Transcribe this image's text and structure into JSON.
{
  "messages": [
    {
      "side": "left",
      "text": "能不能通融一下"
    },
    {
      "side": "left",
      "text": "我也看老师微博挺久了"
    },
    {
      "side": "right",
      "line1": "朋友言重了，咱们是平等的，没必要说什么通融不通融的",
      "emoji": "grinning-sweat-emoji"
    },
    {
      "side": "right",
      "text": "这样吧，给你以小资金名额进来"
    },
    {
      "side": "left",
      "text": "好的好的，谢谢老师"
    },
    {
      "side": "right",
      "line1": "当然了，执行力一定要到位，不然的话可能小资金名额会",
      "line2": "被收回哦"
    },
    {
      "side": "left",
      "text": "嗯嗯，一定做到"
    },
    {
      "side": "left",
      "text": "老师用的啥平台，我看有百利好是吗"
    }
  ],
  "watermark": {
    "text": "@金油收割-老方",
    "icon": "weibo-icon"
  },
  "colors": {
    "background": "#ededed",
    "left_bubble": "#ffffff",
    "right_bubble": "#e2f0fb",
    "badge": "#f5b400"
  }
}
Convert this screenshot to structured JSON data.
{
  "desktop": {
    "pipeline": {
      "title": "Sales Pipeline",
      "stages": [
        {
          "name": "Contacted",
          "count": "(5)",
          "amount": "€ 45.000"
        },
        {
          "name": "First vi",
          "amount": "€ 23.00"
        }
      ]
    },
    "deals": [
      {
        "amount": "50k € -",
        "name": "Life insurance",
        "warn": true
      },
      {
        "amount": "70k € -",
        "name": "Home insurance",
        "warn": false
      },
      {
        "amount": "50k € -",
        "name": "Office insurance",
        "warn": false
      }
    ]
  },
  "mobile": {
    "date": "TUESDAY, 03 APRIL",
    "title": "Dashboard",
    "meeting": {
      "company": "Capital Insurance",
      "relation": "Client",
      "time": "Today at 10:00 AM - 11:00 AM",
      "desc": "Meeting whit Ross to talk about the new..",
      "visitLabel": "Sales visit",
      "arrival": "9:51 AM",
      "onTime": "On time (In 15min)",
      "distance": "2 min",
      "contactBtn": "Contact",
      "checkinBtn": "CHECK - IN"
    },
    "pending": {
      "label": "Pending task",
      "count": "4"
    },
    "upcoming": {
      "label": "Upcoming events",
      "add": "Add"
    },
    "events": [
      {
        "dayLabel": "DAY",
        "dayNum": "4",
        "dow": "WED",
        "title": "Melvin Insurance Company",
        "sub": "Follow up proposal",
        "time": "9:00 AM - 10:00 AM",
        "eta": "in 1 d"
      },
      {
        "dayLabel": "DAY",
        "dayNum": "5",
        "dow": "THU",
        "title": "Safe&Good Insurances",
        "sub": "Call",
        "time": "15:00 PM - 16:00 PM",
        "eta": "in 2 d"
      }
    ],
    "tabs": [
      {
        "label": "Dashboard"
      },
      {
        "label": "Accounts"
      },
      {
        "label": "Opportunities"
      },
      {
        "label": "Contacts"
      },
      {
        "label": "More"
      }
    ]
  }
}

▶ _TASK DESCRIPTION_
In the entries above, find the line containing "Convert this screenshot". Set down that line and every line after it through the last one, exactly and alone.

▶ _FULL RESPONSE_
Convert this screenshot to structured JSON data.
{
  "desktop": {
    "pipeline": {
      "title": "Sales Pipeline",
      "stages": [
        {
          "name": "Contacted",
          "count": "(5)",
          "amount": "€ 45.000"
        },
        {
          "name": "First vi",
          "amount": "€ 23.00"
        }
      ]
    },
    "deals": [
      {
        "amount": "50k € -",
        "name": "Life insurance",
        "warn": true
      },
      {
        "amount": "70k € -",
        "name": "Home insurance",
        "warn": false
      },
      {
        "amount": "50k € -",
        "name": "Office insurance",
        "warn": false
      }
    ]
  },
  "mobile": {
    "date": "TUESDAY, 03 APRIL",
    "title": "Dashboard",
    "meeting": {
      "company": "Capital Insurance",
      "relation": "Client",
      "time": "Today at 10:00 AM - 11:00 AM",
      "desc": "Meeting whit Ross to talk about the new..",
      "visitLabel": "Sales visit",
      "arrival": "9:51 AM",
      "onTime": "On time (In 15min)",
      "distance": "2 min",
      "contactBtn": "Contact",
      "checkinBtn": "CHECK - IN"
    },
    "pending": {
      "label": "Pending task",
      "count": "4"
    },
    "upcoming": {
      "label": "Upcoming events",
      "add": "Add"
    },
    "events": [
      {
        "dayLabel": "DAY",
        "dayNum": "4",
        "dow": "WED",
        "title": "Melvin Insurance Company",
        "sub": "Follow up proposal",
        "time": "9:00 AM - 10:00 AM",
        "eta": "in 1 d"
      },
      {
        "dayLabel": "DAY",
        "dayNum": "5",
        "dow": "THU",
        "title": "Safe&Good Insurances",
        "sub": "Call",
        "time": "15:00 PM - 16:00 PM",
        "eta": "in 2 d"
      }
    ],
    "tabs": [
      {
        "label": "Dashboard"
      },
      {
        "label": "Accounts"
      },
      {
        "label": "Opportunities"
      },
      {
        "label": "Contacts"
      },
      {
        "label": "More"
      }
    ]
  }
}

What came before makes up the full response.